09-22-2010, Saat: 12:05 AM
Desenden korkuyorsanız, çizgilileri tercih edin
Eğer bu sezon moda olan büyük desenlerin yaratacağı etkiden emin olamıyorsanız, çizgili kumaşları kullanabilirsiniz. Böylece çok karışık bir görüntüye neden olmadan farklı renkleri yan yana getirmiş olursunuz. Bronz, beyaz ve bej gibi birbirinin türevi tonları seçerseniz, etkisi daha yumuşak olur. Çizgi temasını abajur şapkası ya da vazo gibi diğer objelere sıçratarak daha güçlü kılmanız da mümkün.
Yaşama alanınıza bir bank ekleyin
Çoğu insan bankların antre ya da mutfak için uygun olduğunu düşünür ama onları salon dahil, oturma yeri kısıtlı olan her alanda rahatça kullanabilirsiniz. Yerinize tam uygun ölçülerde yaptırabilir; ipek ya da kadife kumaşla kaplayarak şık bir hava verebilirsiniz.
Evinizin girişi etkileyici olmalıEvinize gelen misafirlerin ilk karşılaştıkları yer kapı girişiniz, yani antrenizdir, dolayısıyla bu alanın sizi ve tarzınızı ifade etmesi çok önemlidir. Eğer yeriniz müsaitse, küçük bir oturma bölümü yaratmak yararlı olacaktır. Duvara astıklarınız ve zemin kaplamanız da ilk bakışta dikkat çekecektir; seçimlerinizde sıradışı ve beklenmedik detaylar olmasına çalışın. Yarattığınız farklılık, evin geri kalanı için de ipucu verecektir.
Aydınlatmaları göz hizasına yerleştirin
Göz hizasında, yani yerden ortalama 160 cm yükseklikte yerleştirilen abajurlar en doğru sonucu verir; daha yüksekte kalırlarsa istenmeyen gölgeler oluşabilir. İstediğimiz atmosferi yaratmak için ihtiyaç duyduğumuz abajurlar, daha fazla aydınlatma gücüne sahip olan tavandan aydınlatmalar ve vurgulayıcı özelliğe sahip aplikler ile de desteklenmelidir.

- **Yapılacak Görev**
Ev dekorasyonu önerileri veren metni kaldığı yerden sürdürün. Bundan sonra gelen malzemenin metinle hiçbir ilgisi yoktur.

Kutulu yerleşim öğelerinin listeleri
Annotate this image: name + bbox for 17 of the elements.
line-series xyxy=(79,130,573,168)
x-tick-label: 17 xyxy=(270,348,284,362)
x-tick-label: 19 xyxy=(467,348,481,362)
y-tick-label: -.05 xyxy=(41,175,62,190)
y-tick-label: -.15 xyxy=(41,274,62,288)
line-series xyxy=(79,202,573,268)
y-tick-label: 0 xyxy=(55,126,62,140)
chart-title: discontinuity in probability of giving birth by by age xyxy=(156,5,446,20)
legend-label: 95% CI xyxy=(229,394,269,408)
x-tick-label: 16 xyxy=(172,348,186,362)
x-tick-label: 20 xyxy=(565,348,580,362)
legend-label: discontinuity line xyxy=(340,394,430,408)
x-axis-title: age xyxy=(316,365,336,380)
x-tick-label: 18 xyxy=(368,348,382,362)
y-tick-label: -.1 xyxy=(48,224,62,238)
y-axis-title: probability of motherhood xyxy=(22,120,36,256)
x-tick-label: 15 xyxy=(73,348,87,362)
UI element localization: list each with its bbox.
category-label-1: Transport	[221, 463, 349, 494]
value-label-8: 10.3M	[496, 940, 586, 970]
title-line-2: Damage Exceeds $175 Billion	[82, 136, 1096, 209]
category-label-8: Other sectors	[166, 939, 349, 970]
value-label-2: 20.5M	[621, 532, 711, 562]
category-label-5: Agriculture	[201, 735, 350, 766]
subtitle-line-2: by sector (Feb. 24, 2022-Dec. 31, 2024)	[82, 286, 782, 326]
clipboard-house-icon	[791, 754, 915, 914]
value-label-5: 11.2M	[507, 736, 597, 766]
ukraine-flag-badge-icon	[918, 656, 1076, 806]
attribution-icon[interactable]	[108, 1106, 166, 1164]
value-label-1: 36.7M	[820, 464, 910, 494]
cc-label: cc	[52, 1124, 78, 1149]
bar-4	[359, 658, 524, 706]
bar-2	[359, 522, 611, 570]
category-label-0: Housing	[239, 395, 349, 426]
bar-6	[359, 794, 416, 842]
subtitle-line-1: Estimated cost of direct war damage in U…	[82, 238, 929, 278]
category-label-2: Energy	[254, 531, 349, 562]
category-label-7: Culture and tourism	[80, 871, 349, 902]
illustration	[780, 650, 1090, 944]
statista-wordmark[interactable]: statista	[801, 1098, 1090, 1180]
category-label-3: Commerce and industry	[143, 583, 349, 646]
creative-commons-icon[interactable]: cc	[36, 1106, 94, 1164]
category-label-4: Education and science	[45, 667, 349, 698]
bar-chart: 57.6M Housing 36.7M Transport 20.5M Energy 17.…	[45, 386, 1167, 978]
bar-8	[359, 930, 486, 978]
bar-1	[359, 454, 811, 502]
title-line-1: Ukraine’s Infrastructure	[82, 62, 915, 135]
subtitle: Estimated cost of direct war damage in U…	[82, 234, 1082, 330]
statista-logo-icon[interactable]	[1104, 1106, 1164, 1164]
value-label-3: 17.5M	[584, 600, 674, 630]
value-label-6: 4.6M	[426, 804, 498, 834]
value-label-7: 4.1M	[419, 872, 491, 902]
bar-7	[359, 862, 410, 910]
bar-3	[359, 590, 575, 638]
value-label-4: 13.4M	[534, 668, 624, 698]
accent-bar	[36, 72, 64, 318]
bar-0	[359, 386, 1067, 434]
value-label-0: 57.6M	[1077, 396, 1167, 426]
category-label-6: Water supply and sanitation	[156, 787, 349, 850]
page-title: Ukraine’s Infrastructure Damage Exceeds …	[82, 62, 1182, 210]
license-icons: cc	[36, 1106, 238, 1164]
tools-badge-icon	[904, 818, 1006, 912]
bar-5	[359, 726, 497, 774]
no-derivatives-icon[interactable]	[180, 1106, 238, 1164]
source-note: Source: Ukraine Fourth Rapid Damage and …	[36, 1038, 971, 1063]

- **Görevin Yanıtı**
Duvarlar ve perdeler aynı renkte olsun
Duvarlar için seçtiğiniz renk ile perde kumaşınızın rengini birbirlerine yakın tonlarda belirlerseniz, daha modern ve sakin bir tarz yakalarsınız. Pencerelerinizden memnun değilseniz, perdenizin kornişini ya da demirini tavandan sadece 10 cm aşağı takmanız işe yarayabilir. Örneğin yemek odası için seçeceğiniz nil yeşili duvar boyası ve aynı tonda perdeler, sofrada oturanların kendilerini taptaze bir havayla çevrelenmiş hissetmelerini sağlayacaktır.
Benzer tonlarda cam objeler dikkat çeker
Aynı renk tonlarında, farklı cam objelerin birlikte kullanılması, masanızın ortası için mükemmel bir düzenleme oluşturur. Örneğin amber ve açık yeşil tonlarında, farklı yükseklikte cam vazo, kase ve tabaklar etkileyici bir silüet yaratır. Cam grubunuzun kapladığı toplam alanın, yerleştirdiğiniz masa ya da dresuarın yüzey alanıyla orantılı olmasına dikkat edin.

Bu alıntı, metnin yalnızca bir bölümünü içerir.